Your instructions:
In the material below, list every line carrying the string "control".

Extracted data:

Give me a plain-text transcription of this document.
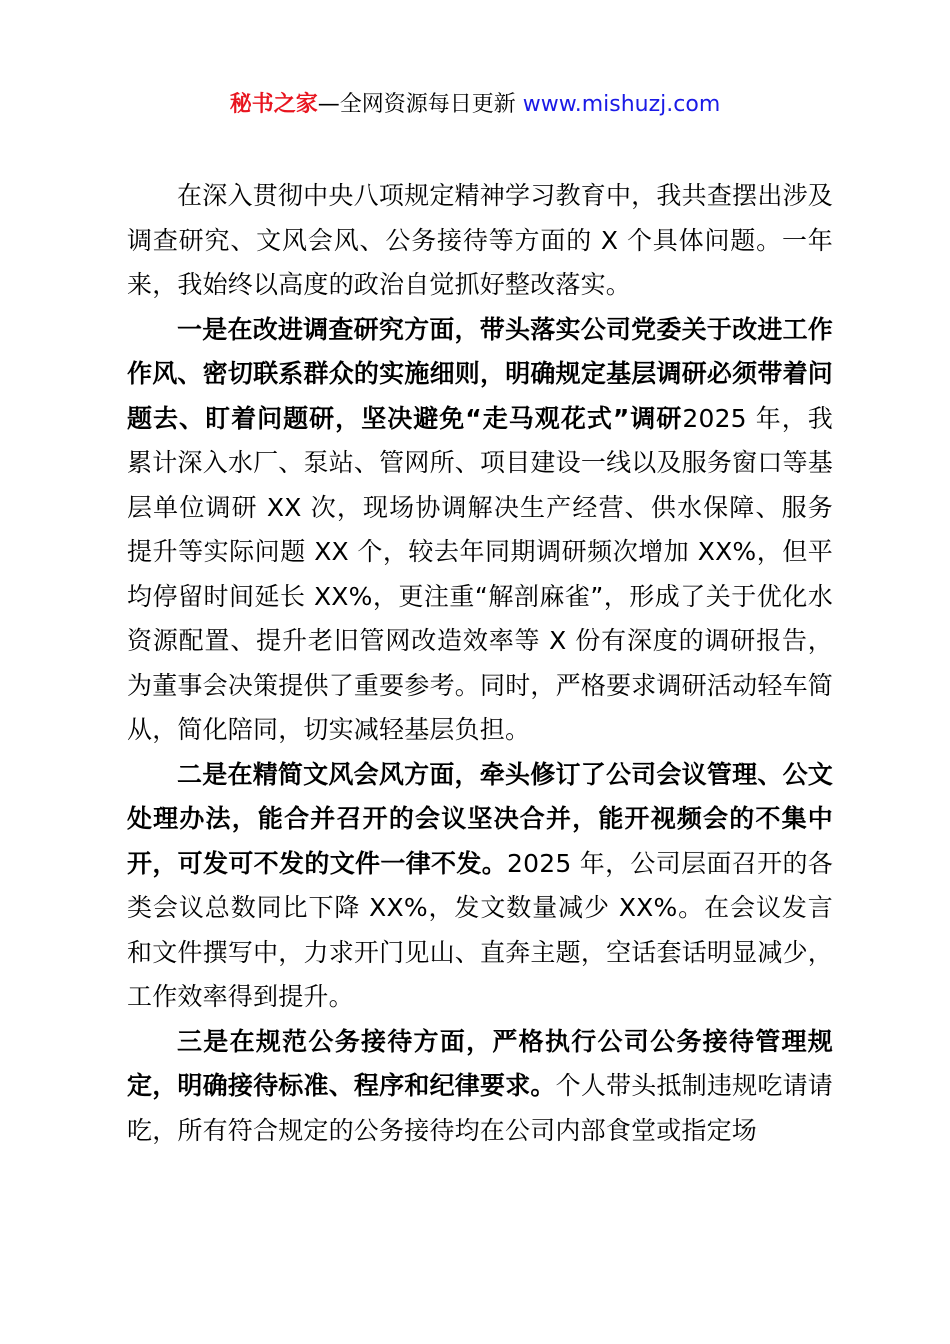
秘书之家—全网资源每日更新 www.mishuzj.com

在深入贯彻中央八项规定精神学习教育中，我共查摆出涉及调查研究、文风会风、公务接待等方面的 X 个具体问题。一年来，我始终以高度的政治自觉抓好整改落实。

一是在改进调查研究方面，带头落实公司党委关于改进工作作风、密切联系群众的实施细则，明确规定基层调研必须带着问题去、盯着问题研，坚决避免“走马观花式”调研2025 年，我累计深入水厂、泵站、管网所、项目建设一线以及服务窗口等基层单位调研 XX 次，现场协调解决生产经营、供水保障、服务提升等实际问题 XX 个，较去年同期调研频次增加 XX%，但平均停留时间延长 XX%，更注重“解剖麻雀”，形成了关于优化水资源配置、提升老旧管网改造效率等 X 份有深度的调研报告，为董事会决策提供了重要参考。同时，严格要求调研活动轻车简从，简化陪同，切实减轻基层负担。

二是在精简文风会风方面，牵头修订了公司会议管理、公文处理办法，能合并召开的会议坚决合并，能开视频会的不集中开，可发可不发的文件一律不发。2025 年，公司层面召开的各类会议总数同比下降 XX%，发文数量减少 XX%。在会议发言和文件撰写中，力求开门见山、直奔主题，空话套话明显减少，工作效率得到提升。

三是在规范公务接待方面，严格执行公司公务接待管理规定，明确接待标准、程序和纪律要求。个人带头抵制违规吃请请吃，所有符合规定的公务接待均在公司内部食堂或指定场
--
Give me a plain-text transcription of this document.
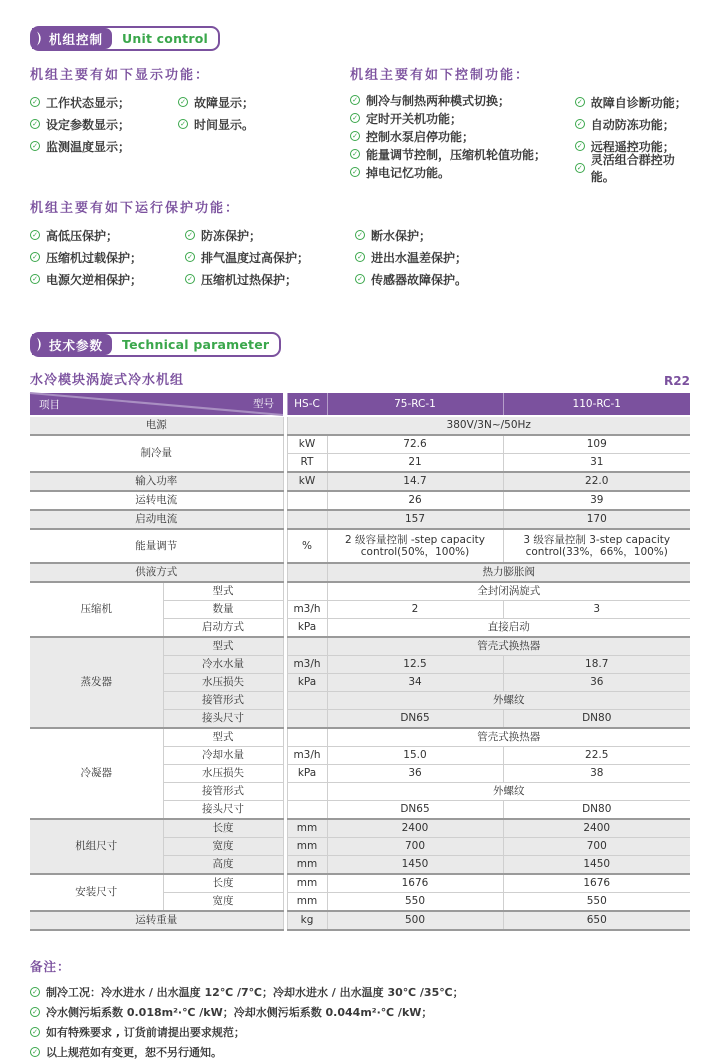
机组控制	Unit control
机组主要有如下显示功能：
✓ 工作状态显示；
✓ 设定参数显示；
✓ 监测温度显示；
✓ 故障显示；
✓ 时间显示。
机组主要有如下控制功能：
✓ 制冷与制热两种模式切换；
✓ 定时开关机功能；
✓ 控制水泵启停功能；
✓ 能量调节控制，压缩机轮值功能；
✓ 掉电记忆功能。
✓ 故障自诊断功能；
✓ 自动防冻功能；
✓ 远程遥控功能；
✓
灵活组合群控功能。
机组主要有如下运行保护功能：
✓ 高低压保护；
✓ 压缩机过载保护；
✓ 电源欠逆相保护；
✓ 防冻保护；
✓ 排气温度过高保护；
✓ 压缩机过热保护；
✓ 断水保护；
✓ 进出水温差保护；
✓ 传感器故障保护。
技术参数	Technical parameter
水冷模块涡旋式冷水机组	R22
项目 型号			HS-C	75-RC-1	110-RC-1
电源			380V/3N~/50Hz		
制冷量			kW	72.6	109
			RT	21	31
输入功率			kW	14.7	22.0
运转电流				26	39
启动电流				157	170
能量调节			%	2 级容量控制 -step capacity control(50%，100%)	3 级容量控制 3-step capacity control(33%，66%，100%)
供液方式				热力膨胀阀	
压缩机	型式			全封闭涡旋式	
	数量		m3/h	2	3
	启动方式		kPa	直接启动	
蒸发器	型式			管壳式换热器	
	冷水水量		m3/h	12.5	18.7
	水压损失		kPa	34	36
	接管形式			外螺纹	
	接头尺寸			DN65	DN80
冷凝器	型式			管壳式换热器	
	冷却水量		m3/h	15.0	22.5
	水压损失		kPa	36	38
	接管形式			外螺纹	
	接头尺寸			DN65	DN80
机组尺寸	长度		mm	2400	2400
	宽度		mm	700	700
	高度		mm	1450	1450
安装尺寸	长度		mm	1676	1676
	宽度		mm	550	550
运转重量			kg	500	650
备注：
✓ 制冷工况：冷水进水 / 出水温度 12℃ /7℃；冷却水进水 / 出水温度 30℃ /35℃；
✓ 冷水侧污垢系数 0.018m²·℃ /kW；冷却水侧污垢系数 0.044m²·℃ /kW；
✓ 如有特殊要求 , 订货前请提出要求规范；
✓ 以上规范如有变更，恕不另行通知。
...
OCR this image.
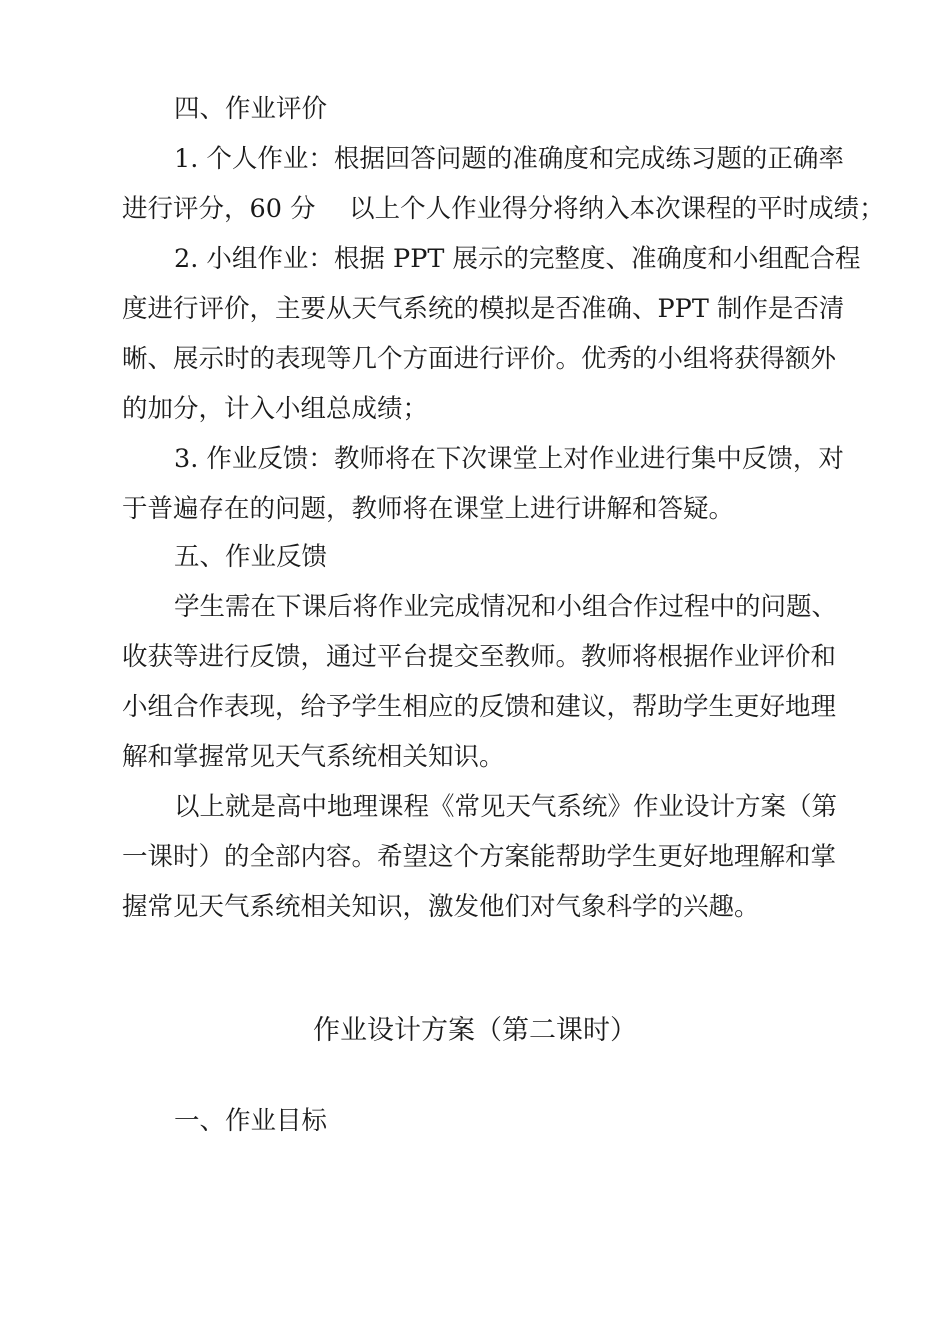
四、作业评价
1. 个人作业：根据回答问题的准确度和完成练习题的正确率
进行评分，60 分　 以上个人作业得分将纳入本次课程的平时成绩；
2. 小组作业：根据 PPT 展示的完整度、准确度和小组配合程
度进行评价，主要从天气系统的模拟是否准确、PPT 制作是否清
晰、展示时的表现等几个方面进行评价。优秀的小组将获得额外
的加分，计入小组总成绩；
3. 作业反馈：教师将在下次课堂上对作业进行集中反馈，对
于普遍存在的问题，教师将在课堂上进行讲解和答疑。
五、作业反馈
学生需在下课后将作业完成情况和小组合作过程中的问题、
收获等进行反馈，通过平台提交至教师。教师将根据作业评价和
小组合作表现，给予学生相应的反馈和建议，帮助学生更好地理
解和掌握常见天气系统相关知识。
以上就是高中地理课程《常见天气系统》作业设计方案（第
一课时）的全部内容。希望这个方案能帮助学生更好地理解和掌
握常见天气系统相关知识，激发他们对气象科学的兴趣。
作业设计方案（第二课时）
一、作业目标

Expected answer:
机组控制	Unit control
能量调节			%	2 级容量控制 -step capacity control(50%，100%)	3 级容量控制 3-step capacity control(33%，66%，100%)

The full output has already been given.